Count every line in the entries that follow where the word "millisec" appears, then state only the total.

--- Start of DATA SUPPLIED ---

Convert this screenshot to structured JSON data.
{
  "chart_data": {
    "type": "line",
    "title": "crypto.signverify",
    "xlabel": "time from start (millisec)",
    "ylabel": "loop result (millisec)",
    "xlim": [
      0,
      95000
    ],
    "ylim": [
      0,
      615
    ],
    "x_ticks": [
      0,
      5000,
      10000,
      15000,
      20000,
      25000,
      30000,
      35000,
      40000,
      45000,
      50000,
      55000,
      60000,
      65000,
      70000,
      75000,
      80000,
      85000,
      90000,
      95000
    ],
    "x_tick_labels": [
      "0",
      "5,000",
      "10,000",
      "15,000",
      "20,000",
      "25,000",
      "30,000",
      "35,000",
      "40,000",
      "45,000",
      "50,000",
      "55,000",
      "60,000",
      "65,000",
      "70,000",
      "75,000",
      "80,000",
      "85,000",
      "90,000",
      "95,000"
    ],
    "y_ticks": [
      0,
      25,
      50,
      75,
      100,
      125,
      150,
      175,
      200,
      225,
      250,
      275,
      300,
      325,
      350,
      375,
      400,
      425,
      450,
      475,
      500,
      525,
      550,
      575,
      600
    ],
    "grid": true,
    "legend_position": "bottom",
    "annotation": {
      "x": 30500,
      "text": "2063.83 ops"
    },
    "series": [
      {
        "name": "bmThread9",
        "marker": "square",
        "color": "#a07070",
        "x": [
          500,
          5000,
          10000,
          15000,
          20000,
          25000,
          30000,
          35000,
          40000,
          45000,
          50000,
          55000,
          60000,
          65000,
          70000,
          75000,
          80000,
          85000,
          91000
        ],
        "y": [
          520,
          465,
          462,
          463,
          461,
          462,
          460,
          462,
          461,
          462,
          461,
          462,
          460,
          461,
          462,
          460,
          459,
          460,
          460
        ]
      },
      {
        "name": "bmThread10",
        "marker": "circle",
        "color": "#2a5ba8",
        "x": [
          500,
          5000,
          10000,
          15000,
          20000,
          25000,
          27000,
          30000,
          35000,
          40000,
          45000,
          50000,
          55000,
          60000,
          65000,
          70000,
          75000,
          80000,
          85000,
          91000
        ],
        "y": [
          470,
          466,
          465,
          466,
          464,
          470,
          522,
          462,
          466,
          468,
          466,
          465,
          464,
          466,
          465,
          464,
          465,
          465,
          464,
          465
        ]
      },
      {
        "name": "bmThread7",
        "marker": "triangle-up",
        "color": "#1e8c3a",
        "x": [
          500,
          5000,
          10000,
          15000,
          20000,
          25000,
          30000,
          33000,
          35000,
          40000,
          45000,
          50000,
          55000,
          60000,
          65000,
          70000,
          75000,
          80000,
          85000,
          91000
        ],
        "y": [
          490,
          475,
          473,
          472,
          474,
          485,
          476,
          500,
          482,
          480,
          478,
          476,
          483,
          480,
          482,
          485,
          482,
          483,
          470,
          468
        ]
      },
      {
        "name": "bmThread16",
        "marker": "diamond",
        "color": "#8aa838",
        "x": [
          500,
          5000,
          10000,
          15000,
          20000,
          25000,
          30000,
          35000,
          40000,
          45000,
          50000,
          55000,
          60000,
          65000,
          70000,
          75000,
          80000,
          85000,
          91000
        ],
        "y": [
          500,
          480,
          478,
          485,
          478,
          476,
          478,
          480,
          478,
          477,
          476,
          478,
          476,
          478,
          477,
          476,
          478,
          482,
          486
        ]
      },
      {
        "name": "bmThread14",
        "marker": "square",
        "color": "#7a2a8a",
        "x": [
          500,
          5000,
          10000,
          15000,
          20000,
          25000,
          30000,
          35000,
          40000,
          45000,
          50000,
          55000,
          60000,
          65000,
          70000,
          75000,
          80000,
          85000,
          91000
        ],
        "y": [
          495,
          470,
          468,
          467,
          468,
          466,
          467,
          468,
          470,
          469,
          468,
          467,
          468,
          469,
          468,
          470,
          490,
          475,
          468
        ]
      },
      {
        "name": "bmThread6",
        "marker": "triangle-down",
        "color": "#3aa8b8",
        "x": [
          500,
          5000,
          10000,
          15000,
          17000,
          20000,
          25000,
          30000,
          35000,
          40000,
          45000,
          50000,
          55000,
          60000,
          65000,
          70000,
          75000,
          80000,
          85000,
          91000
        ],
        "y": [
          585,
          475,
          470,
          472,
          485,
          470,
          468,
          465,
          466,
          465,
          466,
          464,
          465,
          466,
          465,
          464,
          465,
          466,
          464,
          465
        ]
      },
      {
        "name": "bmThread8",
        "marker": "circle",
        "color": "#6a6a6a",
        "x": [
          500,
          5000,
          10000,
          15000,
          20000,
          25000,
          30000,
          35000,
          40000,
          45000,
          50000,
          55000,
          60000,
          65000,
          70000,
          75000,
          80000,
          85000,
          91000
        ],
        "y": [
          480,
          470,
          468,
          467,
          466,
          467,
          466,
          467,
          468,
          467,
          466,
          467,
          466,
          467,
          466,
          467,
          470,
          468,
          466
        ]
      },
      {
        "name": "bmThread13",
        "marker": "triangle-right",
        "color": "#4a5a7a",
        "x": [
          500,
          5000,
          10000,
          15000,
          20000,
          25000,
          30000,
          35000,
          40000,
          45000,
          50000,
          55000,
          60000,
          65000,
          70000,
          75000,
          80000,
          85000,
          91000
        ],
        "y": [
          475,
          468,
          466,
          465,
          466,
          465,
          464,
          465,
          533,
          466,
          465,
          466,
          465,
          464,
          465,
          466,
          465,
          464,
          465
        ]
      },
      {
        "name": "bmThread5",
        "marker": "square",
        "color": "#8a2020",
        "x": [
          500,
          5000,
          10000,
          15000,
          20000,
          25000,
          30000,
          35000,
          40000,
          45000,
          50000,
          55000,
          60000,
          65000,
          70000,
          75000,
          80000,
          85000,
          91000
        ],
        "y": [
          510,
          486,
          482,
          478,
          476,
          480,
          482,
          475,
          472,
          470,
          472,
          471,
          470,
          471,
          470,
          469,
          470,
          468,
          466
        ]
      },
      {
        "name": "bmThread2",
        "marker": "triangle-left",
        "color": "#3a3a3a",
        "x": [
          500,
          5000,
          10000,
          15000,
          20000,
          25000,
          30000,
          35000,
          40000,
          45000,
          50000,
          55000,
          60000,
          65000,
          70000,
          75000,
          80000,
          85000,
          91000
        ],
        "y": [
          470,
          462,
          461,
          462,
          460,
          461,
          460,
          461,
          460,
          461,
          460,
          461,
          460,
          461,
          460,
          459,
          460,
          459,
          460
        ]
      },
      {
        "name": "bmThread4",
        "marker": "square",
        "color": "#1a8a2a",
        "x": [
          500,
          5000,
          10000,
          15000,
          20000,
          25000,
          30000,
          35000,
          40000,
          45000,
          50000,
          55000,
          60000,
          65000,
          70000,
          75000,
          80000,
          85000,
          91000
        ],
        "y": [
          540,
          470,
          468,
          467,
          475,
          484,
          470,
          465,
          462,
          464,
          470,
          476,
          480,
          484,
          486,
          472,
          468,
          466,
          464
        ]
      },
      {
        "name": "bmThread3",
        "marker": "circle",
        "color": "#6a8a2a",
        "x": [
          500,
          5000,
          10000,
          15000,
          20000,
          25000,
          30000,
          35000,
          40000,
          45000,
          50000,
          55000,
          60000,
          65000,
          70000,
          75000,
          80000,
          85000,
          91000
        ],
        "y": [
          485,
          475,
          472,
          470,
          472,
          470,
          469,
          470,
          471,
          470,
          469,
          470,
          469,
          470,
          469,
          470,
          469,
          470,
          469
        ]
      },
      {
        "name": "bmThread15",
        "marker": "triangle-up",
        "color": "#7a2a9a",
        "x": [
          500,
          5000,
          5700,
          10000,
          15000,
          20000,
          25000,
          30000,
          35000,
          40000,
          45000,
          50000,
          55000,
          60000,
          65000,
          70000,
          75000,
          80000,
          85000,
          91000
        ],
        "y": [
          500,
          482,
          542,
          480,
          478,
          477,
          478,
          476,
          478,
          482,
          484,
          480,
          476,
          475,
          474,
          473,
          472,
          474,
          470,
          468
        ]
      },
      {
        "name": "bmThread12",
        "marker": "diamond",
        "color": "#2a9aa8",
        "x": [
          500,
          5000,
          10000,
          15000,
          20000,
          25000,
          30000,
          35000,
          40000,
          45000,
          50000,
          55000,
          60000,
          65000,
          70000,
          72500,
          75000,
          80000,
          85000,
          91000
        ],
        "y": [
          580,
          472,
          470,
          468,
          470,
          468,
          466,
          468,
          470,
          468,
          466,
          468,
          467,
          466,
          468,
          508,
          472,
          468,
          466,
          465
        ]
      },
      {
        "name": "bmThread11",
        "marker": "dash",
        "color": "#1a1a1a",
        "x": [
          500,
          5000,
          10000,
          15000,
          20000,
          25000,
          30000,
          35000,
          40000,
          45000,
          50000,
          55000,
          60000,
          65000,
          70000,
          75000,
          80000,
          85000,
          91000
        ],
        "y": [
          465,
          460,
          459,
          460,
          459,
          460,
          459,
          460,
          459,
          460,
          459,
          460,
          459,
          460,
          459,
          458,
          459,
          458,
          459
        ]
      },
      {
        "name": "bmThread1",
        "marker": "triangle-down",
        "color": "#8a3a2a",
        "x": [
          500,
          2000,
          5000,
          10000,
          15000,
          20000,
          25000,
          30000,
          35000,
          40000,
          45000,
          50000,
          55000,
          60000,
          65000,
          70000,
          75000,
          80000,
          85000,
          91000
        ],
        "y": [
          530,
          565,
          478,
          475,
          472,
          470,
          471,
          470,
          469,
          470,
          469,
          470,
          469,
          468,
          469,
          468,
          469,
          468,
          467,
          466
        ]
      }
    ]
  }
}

--- End of DATA SUPPLIED ---

TASK RESULT:
2